* Input
• • • • •

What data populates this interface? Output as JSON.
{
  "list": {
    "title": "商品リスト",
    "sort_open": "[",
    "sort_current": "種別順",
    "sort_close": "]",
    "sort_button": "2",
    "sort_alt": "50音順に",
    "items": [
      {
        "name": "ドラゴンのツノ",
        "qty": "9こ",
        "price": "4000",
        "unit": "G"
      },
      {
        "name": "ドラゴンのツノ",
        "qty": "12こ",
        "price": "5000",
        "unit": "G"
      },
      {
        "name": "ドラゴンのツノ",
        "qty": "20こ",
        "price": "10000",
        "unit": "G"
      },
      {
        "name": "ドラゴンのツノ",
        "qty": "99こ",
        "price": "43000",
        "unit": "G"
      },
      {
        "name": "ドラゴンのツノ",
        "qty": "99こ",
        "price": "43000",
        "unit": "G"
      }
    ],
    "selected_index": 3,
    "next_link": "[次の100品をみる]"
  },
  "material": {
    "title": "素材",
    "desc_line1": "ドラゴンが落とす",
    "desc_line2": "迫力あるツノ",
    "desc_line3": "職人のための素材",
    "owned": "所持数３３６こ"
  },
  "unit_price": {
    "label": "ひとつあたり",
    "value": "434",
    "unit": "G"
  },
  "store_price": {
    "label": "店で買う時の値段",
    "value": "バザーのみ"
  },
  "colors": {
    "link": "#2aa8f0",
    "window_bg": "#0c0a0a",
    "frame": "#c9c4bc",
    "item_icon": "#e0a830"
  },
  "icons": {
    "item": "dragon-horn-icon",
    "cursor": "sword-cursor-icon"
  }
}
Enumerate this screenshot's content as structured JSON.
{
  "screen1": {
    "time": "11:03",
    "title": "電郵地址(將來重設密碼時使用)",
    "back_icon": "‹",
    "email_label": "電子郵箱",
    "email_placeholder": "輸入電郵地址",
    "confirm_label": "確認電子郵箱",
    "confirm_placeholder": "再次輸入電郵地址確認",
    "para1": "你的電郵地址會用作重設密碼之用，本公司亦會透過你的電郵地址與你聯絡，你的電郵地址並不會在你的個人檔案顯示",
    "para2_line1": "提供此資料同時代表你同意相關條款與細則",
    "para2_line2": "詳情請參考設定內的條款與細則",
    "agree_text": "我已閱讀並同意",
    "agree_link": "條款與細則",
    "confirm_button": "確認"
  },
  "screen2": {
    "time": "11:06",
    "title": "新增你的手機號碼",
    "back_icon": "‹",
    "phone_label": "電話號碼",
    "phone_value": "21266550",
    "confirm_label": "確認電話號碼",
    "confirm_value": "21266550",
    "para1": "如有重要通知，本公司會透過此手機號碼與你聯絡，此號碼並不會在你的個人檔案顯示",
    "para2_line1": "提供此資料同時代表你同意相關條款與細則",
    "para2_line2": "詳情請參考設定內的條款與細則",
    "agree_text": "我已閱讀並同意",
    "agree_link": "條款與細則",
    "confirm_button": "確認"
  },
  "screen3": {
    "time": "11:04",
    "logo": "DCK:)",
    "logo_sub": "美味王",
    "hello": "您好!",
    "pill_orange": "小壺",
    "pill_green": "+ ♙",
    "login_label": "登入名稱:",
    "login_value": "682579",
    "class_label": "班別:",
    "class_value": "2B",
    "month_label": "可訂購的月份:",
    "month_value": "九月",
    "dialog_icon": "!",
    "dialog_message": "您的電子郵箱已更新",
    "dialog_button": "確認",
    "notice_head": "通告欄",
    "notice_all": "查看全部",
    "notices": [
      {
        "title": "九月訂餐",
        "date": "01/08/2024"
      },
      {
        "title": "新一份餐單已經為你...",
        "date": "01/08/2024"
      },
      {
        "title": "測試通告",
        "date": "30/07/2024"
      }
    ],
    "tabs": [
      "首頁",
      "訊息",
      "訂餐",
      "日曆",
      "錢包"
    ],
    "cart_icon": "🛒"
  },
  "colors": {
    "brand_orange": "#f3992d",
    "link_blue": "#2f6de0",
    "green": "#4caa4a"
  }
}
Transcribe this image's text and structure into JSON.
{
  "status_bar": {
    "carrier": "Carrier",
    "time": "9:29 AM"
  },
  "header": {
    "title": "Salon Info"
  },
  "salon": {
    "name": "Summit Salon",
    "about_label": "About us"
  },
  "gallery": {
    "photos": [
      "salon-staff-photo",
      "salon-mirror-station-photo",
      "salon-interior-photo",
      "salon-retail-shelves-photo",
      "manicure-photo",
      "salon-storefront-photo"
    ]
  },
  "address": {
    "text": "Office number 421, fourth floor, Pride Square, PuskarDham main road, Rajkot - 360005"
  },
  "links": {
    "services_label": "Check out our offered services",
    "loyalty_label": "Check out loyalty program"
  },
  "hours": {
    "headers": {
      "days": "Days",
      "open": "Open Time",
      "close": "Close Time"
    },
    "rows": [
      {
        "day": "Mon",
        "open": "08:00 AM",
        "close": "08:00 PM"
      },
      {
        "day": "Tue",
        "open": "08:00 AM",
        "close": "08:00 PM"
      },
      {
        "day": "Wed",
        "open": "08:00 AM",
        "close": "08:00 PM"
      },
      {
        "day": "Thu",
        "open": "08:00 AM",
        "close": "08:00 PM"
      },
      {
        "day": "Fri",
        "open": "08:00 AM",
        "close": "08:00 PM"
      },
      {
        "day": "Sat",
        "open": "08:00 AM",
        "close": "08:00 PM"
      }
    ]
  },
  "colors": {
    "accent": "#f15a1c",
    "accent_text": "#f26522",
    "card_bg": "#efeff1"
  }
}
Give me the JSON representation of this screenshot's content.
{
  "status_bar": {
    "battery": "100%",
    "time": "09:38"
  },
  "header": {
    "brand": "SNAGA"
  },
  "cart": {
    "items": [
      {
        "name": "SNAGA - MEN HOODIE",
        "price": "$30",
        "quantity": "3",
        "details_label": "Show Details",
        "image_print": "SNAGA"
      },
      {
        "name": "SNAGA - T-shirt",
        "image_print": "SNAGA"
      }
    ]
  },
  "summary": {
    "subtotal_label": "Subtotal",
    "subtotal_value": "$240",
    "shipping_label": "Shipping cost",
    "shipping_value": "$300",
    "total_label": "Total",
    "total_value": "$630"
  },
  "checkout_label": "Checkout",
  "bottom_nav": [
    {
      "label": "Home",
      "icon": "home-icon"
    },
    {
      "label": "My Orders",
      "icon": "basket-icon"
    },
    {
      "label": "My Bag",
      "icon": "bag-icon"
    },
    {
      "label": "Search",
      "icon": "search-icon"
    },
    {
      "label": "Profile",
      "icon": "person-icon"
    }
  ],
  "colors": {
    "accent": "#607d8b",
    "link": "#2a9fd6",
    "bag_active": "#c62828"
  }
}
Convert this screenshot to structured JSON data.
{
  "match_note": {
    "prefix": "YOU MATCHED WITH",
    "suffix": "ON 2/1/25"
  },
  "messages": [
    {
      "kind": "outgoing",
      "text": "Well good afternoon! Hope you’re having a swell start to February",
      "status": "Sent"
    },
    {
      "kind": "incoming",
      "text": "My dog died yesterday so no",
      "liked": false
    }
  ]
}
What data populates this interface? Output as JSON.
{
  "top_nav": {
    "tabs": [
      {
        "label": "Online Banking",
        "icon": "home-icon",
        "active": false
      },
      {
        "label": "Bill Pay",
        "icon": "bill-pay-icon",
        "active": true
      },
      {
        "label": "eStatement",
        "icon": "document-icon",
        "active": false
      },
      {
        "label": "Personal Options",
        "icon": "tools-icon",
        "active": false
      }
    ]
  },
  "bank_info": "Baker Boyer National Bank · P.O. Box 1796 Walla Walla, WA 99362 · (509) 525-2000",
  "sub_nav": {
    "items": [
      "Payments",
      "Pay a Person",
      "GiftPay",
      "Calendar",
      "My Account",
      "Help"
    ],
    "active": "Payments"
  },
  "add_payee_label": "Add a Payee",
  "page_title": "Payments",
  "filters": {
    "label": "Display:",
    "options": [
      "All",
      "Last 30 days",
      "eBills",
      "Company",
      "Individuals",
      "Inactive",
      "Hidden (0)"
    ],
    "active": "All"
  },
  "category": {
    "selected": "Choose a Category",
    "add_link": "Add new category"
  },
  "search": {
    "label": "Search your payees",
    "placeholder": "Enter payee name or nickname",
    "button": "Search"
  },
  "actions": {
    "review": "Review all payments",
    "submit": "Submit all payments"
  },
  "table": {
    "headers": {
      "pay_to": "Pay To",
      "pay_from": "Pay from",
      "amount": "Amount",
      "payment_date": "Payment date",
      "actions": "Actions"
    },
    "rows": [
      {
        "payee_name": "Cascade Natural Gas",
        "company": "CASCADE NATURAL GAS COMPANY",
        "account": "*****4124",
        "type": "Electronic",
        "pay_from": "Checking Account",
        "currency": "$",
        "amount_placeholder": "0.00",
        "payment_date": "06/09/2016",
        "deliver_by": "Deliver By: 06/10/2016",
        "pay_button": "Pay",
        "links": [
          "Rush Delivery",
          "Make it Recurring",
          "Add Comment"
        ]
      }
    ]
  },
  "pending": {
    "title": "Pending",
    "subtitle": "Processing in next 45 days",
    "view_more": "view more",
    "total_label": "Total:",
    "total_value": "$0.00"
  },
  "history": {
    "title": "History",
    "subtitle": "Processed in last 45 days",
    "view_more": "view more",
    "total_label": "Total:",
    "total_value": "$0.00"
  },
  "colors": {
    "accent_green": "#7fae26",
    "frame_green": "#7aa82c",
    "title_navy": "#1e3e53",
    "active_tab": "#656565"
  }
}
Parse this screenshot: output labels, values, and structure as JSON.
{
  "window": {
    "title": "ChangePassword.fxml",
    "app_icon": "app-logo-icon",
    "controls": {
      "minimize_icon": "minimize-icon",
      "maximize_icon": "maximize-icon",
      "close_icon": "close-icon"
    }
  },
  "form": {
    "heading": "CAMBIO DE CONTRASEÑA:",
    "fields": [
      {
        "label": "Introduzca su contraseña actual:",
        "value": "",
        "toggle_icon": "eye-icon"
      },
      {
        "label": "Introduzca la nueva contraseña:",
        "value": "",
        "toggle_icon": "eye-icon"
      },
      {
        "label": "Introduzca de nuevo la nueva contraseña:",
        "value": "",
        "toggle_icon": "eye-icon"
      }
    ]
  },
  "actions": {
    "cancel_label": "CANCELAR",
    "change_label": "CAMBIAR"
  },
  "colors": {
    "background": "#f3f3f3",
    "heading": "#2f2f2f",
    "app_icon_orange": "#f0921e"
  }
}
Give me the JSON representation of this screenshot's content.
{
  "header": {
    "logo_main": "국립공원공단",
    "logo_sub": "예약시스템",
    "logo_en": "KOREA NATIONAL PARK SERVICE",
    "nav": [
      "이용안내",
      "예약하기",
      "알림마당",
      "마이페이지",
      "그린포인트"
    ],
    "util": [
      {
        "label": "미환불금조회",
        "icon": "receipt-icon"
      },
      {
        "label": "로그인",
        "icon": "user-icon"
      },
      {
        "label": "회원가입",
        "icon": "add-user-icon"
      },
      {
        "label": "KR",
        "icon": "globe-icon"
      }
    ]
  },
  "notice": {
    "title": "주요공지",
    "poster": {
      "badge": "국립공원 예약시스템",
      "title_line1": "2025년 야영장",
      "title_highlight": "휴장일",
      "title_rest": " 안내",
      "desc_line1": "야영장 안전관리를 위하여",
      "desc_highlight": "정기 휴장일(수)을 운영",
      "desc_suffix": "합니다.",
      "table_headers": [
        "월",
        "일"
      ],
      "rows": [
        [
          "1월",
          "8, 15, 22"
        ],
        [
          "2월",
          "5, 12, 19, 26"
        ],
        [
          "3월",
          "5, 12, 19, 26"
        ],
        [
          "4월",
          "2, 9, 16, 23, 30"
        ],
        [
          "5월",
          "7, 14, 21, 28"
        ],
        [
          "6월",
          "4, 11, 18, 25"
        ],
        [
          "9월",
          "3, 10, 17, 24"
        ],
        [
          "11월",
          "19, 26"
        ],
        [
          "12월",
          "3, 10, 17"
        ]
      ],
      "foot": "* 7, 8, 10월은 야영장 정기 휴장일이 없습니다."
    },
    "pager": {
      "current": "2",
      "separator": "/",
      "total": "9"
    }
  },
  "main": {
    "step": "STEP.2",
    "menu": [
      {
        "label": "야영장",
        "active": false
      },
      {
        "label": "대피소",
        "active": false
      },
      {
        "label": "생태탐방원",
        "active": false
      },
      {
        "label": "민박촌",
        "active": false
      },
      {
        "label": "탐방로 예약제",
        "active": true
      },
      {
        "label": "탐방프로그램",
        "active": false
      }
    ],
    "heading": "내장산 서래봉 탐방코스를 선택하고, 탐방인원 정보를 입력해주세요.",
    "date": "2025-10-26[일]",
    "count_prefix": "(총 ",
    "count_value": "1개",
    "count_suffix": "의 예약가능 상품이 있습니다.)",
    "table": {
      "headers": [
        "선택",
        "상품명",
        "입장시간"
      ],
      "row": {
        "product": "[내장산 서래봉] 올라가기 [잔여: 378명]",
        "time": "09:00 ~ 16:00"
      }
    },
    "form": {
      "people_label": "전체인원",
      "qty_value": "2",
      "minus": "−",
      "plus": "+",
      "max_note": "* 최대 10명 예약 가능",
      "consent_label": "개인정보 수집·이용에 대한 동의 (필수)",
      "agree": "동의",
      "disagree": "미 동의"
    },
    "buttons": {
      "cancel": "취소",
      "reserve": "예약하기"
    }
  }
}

• • • • •

* Required work
Count how many lines in the data above hold the string "nueva", and give the number with no other words.

* Answer to this exercise
2